▶ Aim of the task: Give the text on business financing again, starting at "Le financement d’une" and ending at "financement des PME.", and switch every "capitaux propres" in that part to "fonds propres".

▶ Text under study:
▼

Business Financing
Business owners can finance the operations of their companies through loan or injections of equity, either the owners' funds or those from investors not involved in the firm's day-to-day activities. In this article, factors which determine the choice between debt and equity will be described, to be followed by an analysis of recent developments in business debt. Special attention will be paid to small and medium-sized businesses (SMBs) since general opinion has it that they are under-capitalized. The question of a shortage of risk capital will be covered, concluding with a discussion of measures instituted to ensure better capitalization of SMBs.
By borrowing funds, businesses increase their leverage, i.e. they increase the amount of profit-generating resources which can be mobilized by the equity. As long as the return on the investment exceeds the cost of the borrowed funds, use of leverage improves the return on equity. By contrast, it does create additional instability in financial results. Given the business risks inherent in the cyclical nature of economic activity and such uncertainties as changes in production costs and regional or sectorial shocks, the return of assets can fluctuate over the short term, moving above or below the cost of borrowed funds. Consequently, even in the case of fixed-rate loans, the use of leverage increases the variations in the return on equity caused by business risks. This is one aspect of financial risk. The other aspect concerns the impact of interest rate fluctuations on profits. A company with limited business risks is more likely to take on financial risks, and vice versa, although the proprietor is free to assume both types of risk provided that the expected return remains proportionate to the risks incurred.
Le financement d’une entreprise
Les propriétaires d’entreprise peuvent financer les activités de leur société par des emprunts ou par des capitaux propres, des capitaux investis soit par les propriétaires, soit par des investisseurs qui ne participent pas nécessairement aux activités quotidiennes de la firme. Cet article décrira les facteurs déterminant le choix entre le recours aux capitaux empruntés et le recours aux capitaux propres, et présentera ensuite une analyse des récentes évolutions en matière d’endettement de l’entreprise. Une attention particulière sera consacrée aux petites et moyennes entreprises (PME) compte tenu de l’opinion répandue à propos de leur sous-capitalisation. Le problème de pénurie de capital de risque sera abordé, et l’article sera conclu sur les mesures instaurées pour assurer un meilleur financement des PME.
En empruntant, les entreprises augmentent leur effet de levier, c'est-à-dire qu’elles augmentent les montants disponibles pour investir et générer des profits supplémentaires. Aussi longtemps que le rendement du capital investi est supérieur au coût des capitaux empruntés, l’effet de levier améliore le rendement des capitaux propres. Dans le cas contraire, l’effet de levier augmente le risque d’instabilité des résultats financiers. Vu les risques d’affaires inhérents au contexte conjoncturel de l’activité économique et aux incertitudes liées aux variations des coûts de production et aux problèmes sectoriels et régionaux, le rendement de l’actif peut fluctuer à court terme soit au-dessous, soit au-dessus du coût des capitaux empruntés. Ainsi, même pour les emprunts à taux fixe, l’effet de levier augmente les variations du rendement des capitaux propres liées aux risques d’entreprise. C’est l’un des aspects des risques financiers. L’autre aspect réside dans l’impact de pourcentage sur les bénéfices. Une société à risque limité aura tendance à prendre des risques financiers, et vice versa, mais il appartient au propriétaire de choisir d’assumer les deux types de risque, en supposant que le rendement attendu sera proportionné aux risques courus.

▲

▶ Records provided:

▼

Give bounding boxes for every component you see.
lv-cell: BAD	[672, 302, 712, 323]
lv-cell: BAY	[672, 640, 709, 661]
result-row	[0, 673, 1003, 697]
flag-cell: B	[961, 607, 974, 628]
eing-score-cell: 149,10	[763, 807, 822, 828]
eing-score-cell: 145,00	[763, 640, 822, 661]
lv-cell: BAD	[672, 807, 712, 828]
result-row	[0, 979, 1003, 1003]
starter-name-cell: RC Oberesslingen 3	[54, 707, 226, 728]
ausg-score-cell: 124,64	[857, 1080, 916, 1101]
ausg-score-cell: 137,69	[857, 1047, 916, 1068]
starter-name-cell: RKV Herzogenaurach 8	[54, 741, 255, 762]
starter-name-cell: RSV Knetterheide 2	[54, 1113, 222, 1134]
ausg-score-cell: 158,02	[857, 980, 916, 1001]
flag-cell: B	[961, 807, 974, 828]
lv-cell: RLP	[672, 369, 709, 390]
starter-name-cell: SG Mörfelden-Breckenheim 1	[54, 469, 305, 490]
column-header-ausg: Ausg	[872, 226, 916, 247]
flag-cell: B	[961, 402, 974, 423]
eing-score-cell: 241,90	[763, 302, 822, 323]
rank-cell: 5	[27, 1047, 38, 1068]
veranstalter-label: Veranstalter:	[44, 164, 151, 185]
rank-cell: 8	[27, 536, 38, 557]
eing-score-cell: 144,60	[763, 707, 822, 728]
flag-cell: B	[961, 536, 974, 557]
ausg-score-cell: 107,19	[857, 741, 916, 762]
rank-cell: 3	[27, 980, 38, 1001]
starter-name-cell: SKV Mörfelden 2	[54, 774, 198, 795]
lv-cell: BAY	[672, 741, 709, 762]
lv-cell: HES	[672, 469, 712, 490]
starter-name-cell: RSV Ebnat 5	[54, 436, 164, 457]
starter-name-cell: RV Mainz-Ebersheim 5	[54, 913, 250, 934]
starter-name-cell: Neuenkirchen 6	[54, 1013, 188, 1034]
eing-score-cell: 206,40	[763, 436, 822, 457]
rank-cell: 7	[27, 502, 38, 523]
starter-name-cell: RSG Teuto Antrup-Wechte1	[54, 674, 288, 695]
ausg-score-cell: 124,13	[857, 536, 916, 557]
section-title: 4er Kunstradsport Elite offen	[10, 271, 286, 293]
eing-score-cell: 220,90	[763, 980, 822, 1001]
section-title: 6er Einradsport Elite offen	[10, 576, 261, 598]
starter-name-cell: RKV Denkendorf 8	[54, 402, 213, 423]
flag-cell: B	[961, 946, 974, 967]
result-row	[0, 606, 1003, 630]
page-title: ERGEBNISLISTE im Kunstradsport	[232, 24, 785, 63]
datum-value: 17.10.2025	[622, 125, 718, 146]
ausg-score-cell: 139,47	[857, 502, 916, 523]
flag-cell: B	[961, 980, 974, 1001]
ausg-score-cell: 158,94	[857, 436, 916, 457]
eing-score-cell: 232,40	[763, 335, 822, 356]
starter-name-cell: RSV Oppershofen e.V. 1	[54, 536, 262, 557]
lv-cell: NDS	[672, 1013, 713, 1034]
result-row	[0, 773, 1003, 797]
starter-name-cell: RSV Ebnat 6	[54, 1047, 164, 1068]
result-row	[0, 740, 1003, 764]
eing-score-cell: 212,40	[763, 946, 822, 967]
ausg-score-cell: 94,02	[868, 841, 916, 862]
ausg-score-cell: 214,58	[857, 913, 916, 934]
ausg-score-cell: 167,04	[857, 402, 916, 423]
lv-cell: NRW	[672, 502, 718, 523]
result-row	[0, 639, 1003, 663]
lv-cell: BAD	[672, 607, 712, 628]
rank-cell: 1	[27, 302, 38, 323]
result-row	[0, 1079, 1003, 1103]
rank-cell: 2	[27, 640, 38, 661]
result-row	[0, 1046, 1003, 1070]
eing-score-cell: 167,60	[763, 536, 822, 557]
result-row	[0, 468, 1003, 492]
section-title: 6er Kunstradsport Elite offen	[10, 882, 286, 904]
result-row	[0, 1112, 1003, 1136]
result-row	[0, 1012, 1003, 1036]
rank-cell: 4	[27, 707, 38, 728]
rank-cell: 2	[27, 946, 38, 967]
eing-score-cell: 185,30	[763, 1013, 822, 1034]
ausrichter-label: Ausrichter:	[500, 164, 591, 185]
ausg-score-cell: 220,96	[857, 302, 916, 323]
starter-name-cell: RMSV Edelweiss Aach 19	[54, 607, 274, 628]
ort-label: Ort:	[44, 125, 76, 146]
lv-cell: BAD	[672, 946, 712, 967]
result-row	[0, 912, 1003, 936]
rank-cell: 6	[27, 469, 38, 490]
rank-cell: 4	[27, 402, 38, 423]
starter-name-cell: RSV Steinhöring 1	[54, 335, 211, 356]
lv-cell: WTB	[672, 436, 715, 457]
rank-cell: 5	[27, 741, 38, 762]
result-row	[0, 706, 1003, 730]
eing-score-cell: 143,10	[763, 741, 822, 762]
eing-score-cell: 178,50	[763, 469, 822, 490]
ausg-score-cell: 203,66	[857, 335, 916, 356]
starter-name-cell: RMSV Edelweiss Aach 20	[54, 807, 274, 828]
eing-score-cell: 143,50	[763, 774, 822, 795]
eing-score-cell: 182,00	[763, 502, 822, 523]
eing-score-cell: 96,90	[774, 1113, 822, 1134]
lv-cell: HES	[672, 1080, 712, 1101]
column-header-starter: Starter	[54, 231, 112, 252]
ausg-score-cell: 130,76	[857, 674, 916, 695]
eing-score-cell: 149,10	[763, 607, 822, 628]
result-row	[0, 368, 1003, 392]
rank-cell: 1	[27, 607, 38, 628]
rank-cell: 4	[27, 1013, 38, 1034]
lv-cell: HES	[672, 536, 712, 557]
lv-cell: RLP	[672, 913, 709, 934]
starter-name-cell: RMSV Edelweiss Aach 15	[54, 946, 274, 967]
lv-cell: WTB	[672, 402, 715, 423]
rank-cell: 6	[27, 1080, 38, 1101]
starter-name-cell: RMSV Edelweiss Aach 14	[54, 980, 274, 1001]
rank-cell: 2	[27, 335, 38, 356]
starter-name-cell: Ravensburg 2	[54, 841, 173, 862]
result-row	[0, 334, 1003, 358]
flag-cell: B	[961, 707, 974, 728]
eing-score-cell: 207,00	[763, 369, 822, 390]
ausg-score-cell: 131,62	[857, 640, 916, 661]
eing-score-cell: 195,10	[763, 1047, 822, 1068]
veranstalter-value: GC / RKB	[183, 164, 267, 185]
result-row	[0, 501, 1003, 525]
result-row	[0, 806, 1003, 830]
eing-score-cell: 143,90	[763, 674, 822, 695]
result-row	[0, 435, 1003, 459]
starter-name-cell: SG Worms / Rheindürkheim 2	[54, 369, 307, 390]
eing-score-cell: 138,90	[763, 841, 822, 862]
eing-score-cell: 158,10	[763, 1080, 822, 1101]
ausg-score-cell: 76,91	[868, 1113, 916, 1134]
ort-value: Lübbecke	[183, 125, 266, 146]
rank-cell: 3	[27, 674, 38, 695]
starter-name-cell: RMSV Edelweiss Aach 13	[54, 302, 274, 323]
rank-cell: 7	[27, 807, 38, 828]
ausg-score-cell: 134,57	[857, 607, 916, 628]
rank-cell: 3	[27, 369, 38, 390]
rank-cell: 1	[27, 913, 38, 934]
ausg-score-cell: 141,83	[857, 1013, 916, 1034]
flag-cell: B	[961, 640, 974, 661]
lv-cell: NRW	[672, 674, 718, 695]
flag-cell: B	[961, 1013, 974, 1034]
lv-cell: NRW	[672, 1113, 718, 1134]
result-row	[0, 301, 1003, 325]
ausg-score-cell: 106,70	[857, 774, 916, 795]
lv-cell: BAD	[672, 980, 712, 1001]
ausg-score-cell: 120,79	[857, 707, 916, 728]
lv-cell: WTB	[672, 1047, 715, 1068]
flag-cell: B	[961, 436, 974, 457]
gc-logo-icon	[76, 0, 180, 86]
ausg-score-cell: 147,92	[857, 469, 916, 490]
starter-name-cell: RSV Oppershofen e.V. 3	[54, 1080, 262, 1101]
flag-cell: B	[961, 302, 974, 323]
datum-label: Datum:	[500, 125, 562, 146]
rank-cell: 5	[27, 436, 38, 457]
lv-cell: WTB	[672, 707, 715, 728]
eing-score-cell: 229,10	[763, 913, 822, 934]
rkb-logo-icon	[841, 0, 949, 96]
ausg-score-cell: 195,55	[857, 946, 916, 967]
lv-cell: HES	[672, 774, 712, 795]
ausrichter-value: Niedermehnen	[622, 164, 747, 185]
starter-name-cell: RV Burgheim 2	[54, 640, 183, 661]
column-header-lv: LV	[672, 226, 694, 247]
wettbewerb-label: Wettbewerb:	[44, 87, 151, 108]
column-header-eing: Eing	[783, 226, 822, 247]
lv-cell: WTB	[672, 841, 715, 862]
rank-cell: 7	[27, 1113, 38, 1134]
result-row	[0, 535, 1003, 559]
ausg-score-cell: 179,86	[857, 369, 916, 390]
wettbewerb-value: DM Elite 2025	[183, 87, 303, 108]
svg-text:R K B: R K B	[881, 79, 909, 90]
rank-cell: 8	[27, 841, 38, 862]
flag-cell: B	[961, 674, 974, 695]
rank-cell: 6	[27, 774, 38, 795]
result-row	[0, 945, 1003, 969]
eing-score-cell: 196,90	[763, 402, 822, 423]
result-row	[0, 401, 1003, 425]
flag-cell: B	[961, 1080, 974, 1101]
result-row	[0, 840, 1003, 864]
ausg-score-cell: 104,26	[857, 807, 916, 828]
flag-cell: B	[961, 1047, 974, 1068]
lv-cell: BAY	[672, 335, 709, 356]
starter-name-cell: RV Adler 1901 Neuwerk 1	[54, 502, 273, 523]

▲

▶ Task answer:
Le financement d’une entreprise
Les propriétaires d’entreprise peuvent financer les activités de leur société par des emprunts ou par des fonds propres, des capitaux investis soit par les propriétaires, soit par des investisseurs qui ne participent pas nécessairement aux activités quotidiennes de la firme. Cet article décrira les facteurs déterminant le choix entre le recours aux capitaux empruntés et le recours aux fonds propres, et présentera ensuite une analyse des récentes évolutions en matière d’endettement de l’entreprise. Une attention particulière sera consacrée aux petites et moyennes entreprises (PME) compte tenu de l’opinion répandue à propos de leur sous-capitalisation. Le problème de pénurie de capital de risque sera abordé, et l’article sera conclu sur les mesures instaurées pour assurer un meilleur financement des PME.